- Task objective:
Gather every line of the material below that contains the string "circle", copying each line in full. Treat the match as case-sensitive.
* BEGIN Input rows *
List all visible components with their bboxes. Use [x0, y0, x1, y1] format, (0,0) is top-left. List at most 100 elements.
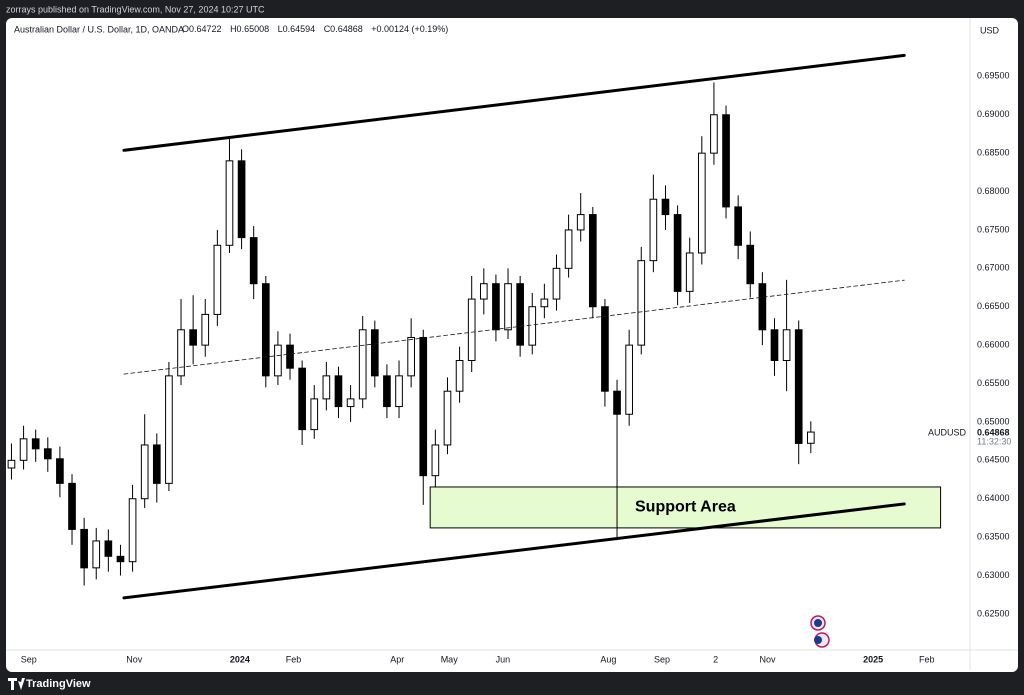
x-tick-label: Nov [126, 654, 143, 664]
candle-body [370, 329, 379, 377]
candle-body [274, 344, 282, 377]
x-tick-label: Feb [919, 654, 935, 664]
candle-body [140, 444, 149, 500]
legend-change: +0.00124 (+0.19%) [371, 24, 448, 34]
candle-body [516, 283, 524, 346]
candle-body [613, 390, 621, 415]
candle-body [56, 458, 64, 484]
candle-body [310, 398, 319, 431]
candle-body [564, 229, 573, 269]
candle-body [479, 283, 488, 300]
event-flag [814, 619, 822, 627]
ohlc-legend: O0.64722 H0.65008 L0.64594 C0.64868 +0.0… [182, 24, 448, 34]
y-tick-label: 0.67000 [977, 263, 1010, 273]
candle-body [225, 160, 234, 246]
x-tick-label: Jun [496, 654, 511, 664]
candle-body [261, 283, 270, 377]
candle-body [152, 444, 161, 484]
candle-body [165, 375, 173, 484]
candle-body [43, 448, 52, 460]
footer: TradingView [8, 678, 91, 690]
y-tick-label: 0.69500 [977, 71, 1010, 81]
candle-body [213, 244, 222, 315]
candle-body [383, 375, 391, 408]
candle-body [601, 306, 609, 392]
candle-body [576, 214, 585, 231]
candle-body [661, 198, 670, 216]
candle-body [552, 267, 561, 300]
chart-title: Australian Dollar / U.S. Dollar, 1D, OAN… [14, 24, 184, 34]
x-tick-label: Apr [390, 654, 404, 664]
candle-body [237, 160, 246, 239]
candle-body [116, 555, 125, 563]
candle-body [395, 375, 403, 408]
trend-line [122, 53, 906, 152]
x-tick-label: Nov [760, 654, 777, 664]
y-tick-label: 0.69000 [977, 109, 1010, 119]
candle-body [455, 359, 464, 392]
candle-body [588, 214, 597, 308]
candle-body [782, 329, 791, 361]
candle-body [734, 206, 742, 246]
x-tick-label: Aug [600, 654, 616, 664]
candle-body [7, 459, 16, 469]
y-tick-label: 0.68500 [977, 148, 1010, 158]
candle-body [189, 329, 197, 346]
x-tick-label: 2024 [230, 654, 250, 664]
last-price-label: 0.64868 [977, 427, 1010, 437]
legend-close: C0.64868 [324, 24, 363, 34]
candle-body [467, 298, 476, 361]
candle-body [528, 306, 537, 346]
candle-body [492, 283, 500, 331]
x-tick-label: Sep [21, 654, 37, 664]
candle-body [92, 540, 101, 569]
trend-line [122, 502, 906, 600]
y-tick-label: 0.67500 [977, 224, 1010, 234]
candle-body [443, 390, 452, 446]
candle-body [722, 114, 730, 208]
candle-body [504, 283, 512, 331]
chart-panel [6, 18, 1018, 672]
x-tick-label: May [441, 654, 459, 664]
candle-body [770, 329, 779, 361]
candle-body [673, 214, 682, 292]
candle-body [68, 482, 76, 530]
candle-body [358, 329, 367, 400]
brand-logo [8, 678, 25, 690]
y-tick-label: 0.65500 [977, 378, 1010, 388]
candle-body [80, 528, 88, 569]
y-tick-label: 0.63500 [977, 531, 1010, 541]
event-flag [814, 636, 822, 644]
candle-body [201, 313, 210, 346]
candle-body [31, 438, 40, 450]
candle-body [431, 444, 440, 477]
candle-body [746, 244, 755, 285]
plot-area: Support Area [7, 53, 942, 600]
candle-body [286, 344, 294, 369]
candle-body [104, 540, 113, 557]
published-line: zorrays published on TradingView.com, No… [6, 4, 265, 14]
candle-body [249, 237, 258, 285]
candle-body [794, 329, 803, 444]
symbol-tag: AUDUSD [928, 427, 967, 437]
support-zone [429, 486, 942, 529]
zone-label: Support Area [635, 499, 736, 516]
candle-body [697, 152, 706, 254]
candle-body [407, 336, 415, 377]
y-tick-label: 0.64000 [977, 493, 1010, 503]
candle-body [322, 375, 331, 400]
candle-body [625, 344, 633, 415]
candle-body [710, 114, 718, 154]
candle-body [177, 329, 185, 377]
countdown: 11:32:30 [977, 436, 1011, 446]
candle-body [334, 375, 343, 408]
y-tick-label: 0.64500 [977, 455, 1010, 465]
candle-body [128, 498, 137, 563]
legend-low: L0.64594 [278, 24, 316, 34]
y-tick-label: 0.66000 [977, 340, 1010, 350]
x-tick-label: Feb [286, 654, 302, 664]
trend-line [123, 279, 905, 375]
currency-label: USD [980, 25, 1000, 35]
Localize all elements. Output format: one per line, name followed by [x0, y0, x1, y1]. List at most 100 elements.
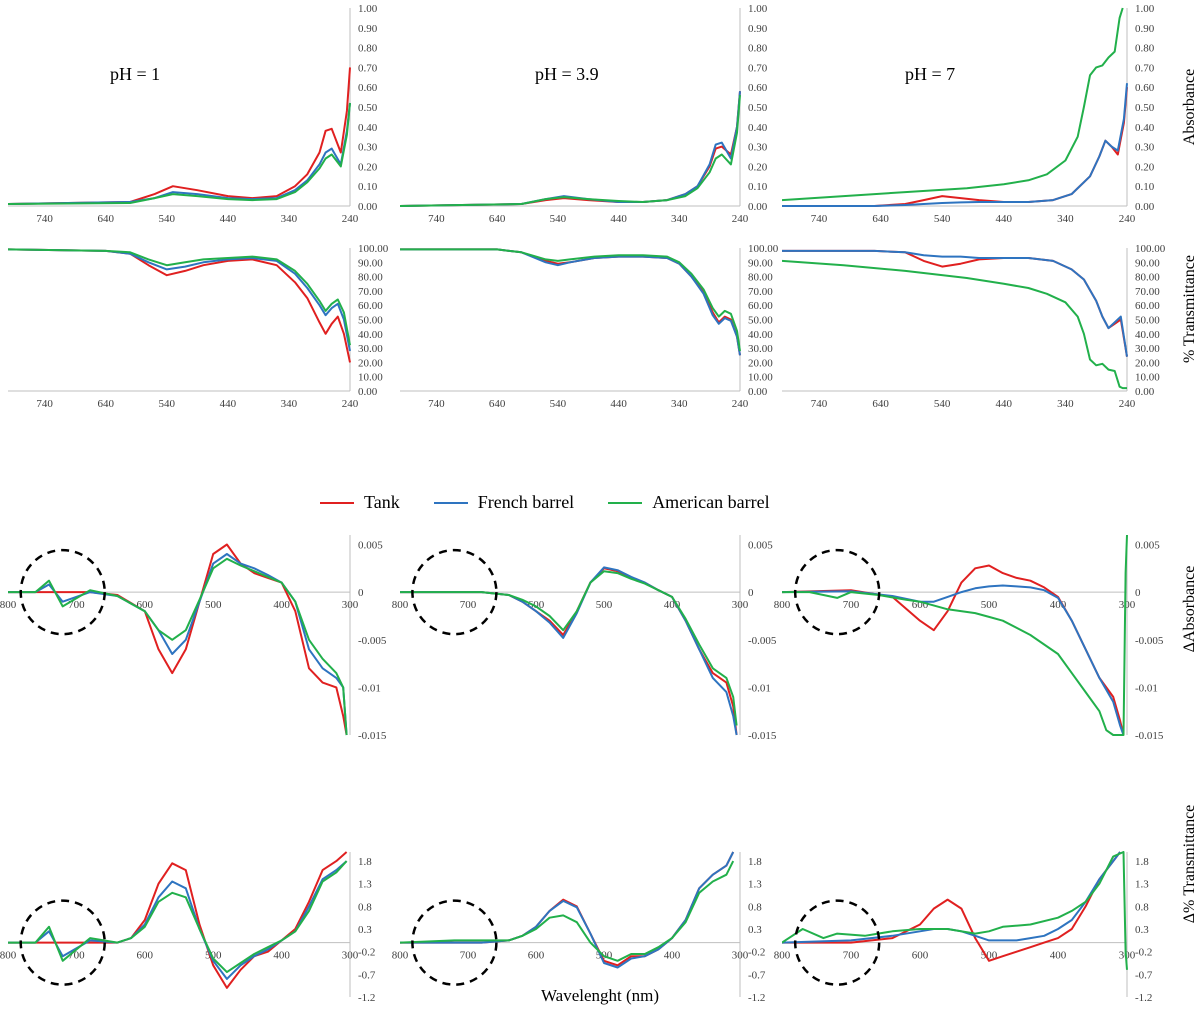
y-tick-label: 0.00 — [748, 386, 768, 398]
y-tick-label: 90.00 — [1135, 257, 1160, 269]
y-tick-label: 50.00 — [1135, 315, 1160, 327]
x-tick-label: 240 — [1119, 213, 1136, 225]
x-tick-label: 400 — [1050, 950, 1067, 962]
y-tick-label: 0 — [1135, 587, 1141, 599]
series-line-tank — [782, 249, 1128, 357]
x-tick-label: 240 — [342, 398, 359, 410]
chart-panel-absorbance-1: 0.00 0.10 0.20 0.30 0.40 0.50 0.60 0.70 0.80 0.90… — [400, 3, 768, 225]
x-tick-label: 240 — [342, 213, 359, 225]
series-line-american-barrel — [400, 248, 741, 352]
x-tick-label: 340 — [671, 213, 688, 225]
x-tick-label: 440 — [996, 398, 1013, 410]
y-tick-label: 0 — [748, 587, 754, 599]
x-tick-label: 240 — [732, 398, 749, 410]
y-tick-label: 30.00 — [1135, 343, 1160, 355]
legend-swatch-french-barrel — [433, 501, 468, 504]
y-tick-label: -0.005 — [1135, 635, 1164, 647]
x-tick-label: 740 — [36, 213, 53, 225]
y-tick-label: -1.2 — [1135, 992, 1152, 1004]
x-tick-label: 440 — [610, 213, 627, 225]
y-tick-label: 0.20 — [358, 161, 378, 173]
y-tick-label: 0.00 — [358, 386, 378, 398]
legend-item-tank: Tank — [320, 492, 400, 513]
y-tick-label: -0.7 — [1135, 969, 1153, 981]
chart-panel-transmittance-5: 0.00 10.00 20.00 30.00 40.00 50.00 60.00 70.00 8… — [782, 243, 1166, 410]
chart-panel-transmittance-4: 0.00 10.00 20.00 30.00 40.00 50.00 60.00 70.00 8… — [400, 243, 779, 410]
legend-item-french-barrel: French barrel — [433, 492, 575, 513]
y-tick-label: 0.80 — [748, 43, 768, 55]
y-tick-label: 1.00 — [1135, 3, 1155, 15]
legend-label-tank: Tank — [364, 492, 400, 512]
series-line-french-barrel — [8, 860, 348, 980]
x-tick-label: 300 — [342, 950, 359, 962]
x-tick-label: 600 — [912, 950, 929, 962]
y-tick-label: 70.00 — [358, 286, 383, 298]
y-tick-label: -0.01 — [748, 682, 771, 694]
series-line-american-barrel — [782, 7, 1124, 202]
y-tick-label: 70.00 — [1135, 286, 1160, 298]
y-tick-label: -0.2 — [358, 947, 375, 959]
row-title-delta-transmittance: Δ% Transmittance — [1181, 804, 1198, 924]
x-tick-label: 300 — [1119, 599, 1136, 611]
x-tick-label: 800 — [392, 599, 409, 611]
y-tick-label: -0.01 — [358, 682, 381, 694]
y-tick-label: 0.10 — [1135, 181, 1155, 193]
x-tick-label: 300 — [1119, 950, 1136, 962]
legend-label-french-barrel: French barrel — [477, 492, 575, 512]
y-tick-label: 1.00 — [358, 3, 378, 15]
y-tick-label: 60.00 — [1135, 300, 1160, 312]
x-tick-label: 740 — [811, 213, 828, 225]
y-tick-label: 0.40 — [1135, 122, 1155, 134]
y-tick-label: 0.20 — [748, 161, 768, 173]
series-line-french-barrel — [782, 83, 1128, 207]
series-line-american-barrel — [400, 570, 738, 726]
y-tick-label: 90.00 — [358, 257, 383, 269]
y-tick-label: -0.2 — [748, 947, 765, 959]
y-tick-label: 0.50 — [748, 102, 768, 114]
series-line-tank — [782, 851, 1121, 962]
x-tick-label: 400 — [664, 950, 681, 962]
y-tick-label: 0.50 — [1135, 102, 1155, 114]
chart-panel-delta_absorbance-6: 0.005 0 -0.005 -0.01 -0.015 800 700 600 500 400 30… — [0, 535, 387, 742]
x-tick-label: 500 — [981, 599, 998, 611]
x-tick-label: 600 — [137, 950, 154, 962]
y-tick-label: 1.8 — [748, 856, 762, 868]
series-line-tank — [400, 851, 735, 967]
x-tick-label: 640 — [489, 398, 506, 410]
x-tick-label: 700 — [460, 950, 477, 962]
highlight-circle — [19, 548, 106, 636]
y-tick-label: 0 — [358, 587, 364, 599]
x-axis-title: Wavelenght (nm) — [540, 986, 660, 1005]
y-tick-label: 0.30 — [748, 142, 768, 154]
y-tick-label: 100.00 — [358, 243, 389, 255]
x-tick-label: 540 — [934, 213, 951, 225]
chart-panel-absorbance-0: 0.00 0.10 0.20 0.30 0.40 0.50 0.60 0.70 0.80 0.90… — [8, 3, 378, 225]
y-tick-label: 0.3 — [358, 924, 372, 936]
y-tick-label: -0.7 — [358, 969, 376, 981]
series-line-tank — [8, 248, 351, 363]
y-tick-label: 0.10 — [748, 181, 768, 193]
row-title-transmittance: % Transmittance — [1181, 255, 1198, 363]
x-tick-label: 340 — [1057, 398, 1074, 410]
x-tick-label: 300 — [732, 950, 749, 962]
y-tick-label: 0.3 — [748, 924, 762, 936]
y-tick-label: -0.015 — [358, 730, 387, 742]
highlight-circle — [793, 548, 881, 636]
y-tick-label: 0.00 — [1135, 201, 1155, 213]
y-tick-label: 100.00 — [748, 243, 779, 255]
highlight-circle — [793, 899, 881, 986]
x-tick-label: 500 — [205, 599, 222, 611]
x-tick-label: 540 — [550, 213, 567, 225]
series-line-french-barrel — [8, 553, 348, 736]
ph-label-3-9: pH = 3.9 — [535, 64, 599, 84]
ph-label-1: pH = 1 — [110, 64, 161, 84]
y-tick-label: 50.00 — [748, 315, 773, 327]
y-tick-label: 0.80 — [358, 43, 378, 55]
x-tick-label: 300 — [732, 599, 749, 611]
y-tick-label: 80.00 — [358, 272, 383, 284]
x-tick-label: 800 — [392, 950, 409, 962]
x-tick-label: 340 — [1057, 213, 1074, 225]
x-tick-label: 400 — [273, 599, 290, 611]
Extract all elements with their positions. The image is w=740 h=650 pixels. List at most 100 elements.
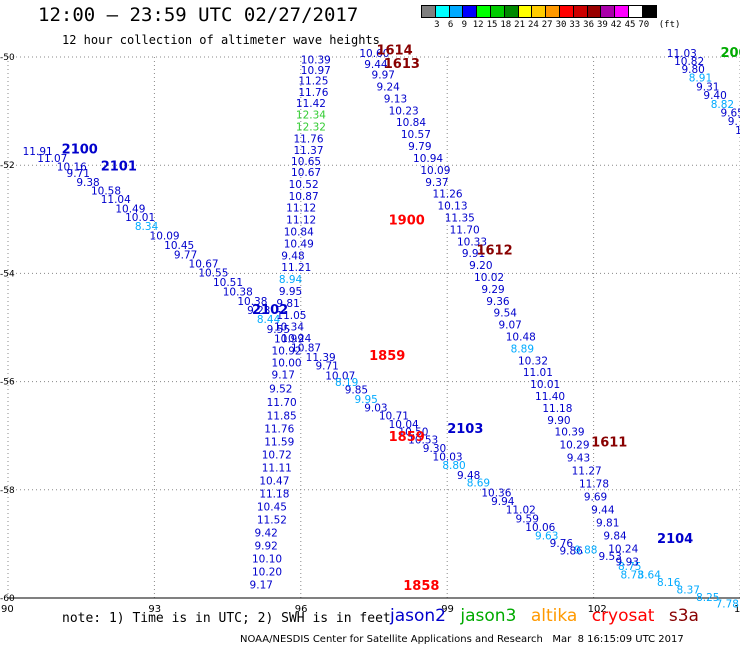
* END Input rows *
- Solution for this task:
highlight-circle — [19, 548, 106, 636]
highlight-circle — [793, 548, 881, 636]
highlight-circle — [793, 899, 881, 986]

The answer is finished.